> Written problem: Collect every line below that contains the word "shortcut".

↓

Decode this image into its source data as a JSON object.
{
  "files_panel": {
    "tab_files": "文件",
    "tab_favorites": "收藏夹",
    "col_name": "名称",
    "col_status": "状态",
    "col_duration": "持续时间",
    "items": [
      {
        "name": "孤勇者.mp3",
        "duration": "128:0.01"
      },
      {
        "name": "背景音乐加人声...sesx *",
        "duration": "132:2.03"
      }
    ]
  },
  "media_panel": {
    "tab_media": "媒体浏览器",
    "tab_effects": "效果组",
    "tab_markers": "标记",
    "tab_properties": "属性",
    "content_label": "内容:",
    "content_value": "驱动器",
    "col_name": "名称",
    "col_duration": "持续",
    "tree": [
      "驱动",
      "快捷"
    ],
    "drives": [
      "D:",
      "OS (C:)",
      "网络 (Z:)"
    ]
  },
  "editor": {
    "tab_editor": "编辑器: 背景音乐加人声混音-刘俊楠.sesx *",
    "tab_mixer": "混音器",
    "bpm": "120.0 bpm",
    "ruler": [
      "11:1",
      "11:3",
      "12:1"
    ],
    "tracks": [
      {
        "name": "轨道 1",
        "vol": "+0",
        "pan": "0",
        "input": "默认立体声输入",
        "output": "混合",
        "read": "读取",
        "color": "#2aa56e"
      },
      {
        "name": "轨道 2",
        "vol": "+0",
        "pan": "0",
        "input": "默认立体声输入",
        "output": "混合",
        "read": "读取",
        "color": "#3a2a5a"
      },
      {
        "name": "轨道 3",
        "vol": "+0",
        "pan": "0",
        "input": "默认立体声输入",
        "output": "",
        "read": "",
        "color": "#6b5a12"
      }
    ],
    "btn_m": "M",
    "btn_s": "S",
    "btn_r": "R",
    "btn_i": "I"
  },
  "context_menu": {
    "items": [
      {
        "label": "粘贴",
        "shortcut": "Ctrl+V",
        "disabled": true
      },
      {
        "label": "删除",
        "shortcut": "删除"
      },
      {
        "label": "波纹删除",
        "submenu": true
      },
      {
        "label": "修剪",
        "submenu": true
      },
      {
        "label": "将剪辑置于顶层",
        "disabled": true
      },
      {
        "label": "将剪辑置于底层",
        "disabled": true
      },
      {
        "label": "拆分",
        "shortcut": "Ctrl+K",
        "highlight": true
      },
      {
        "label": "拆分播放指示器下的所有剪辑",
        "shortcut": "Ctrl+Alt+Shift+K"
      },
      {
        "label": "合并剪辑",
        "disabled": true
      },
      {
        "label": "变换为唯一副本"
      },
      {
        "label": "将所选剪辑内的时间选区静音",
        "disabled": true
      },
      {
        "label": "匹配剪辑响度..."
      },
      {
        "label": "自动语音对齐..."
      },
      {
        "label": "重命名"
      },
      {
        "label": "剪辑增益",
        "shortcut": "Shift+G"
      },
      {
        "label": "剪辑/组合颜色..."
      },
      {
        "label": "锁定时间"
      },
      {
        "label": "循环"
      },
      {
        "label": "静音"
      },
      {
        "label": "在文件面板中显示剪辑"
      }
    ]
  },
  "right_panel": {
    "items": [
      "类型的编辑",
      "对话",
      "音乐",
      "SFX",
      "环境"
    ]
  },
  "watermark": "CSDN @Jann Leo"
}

↑

> Output below:
        "shortcut": "Ctrl+V",
        "shortcut": "删除"
        "shortcut": "Ctrl+K",
        "shortcut": "Ctrl+Alt+Shift+K"
        "shortcut": "Shift+G"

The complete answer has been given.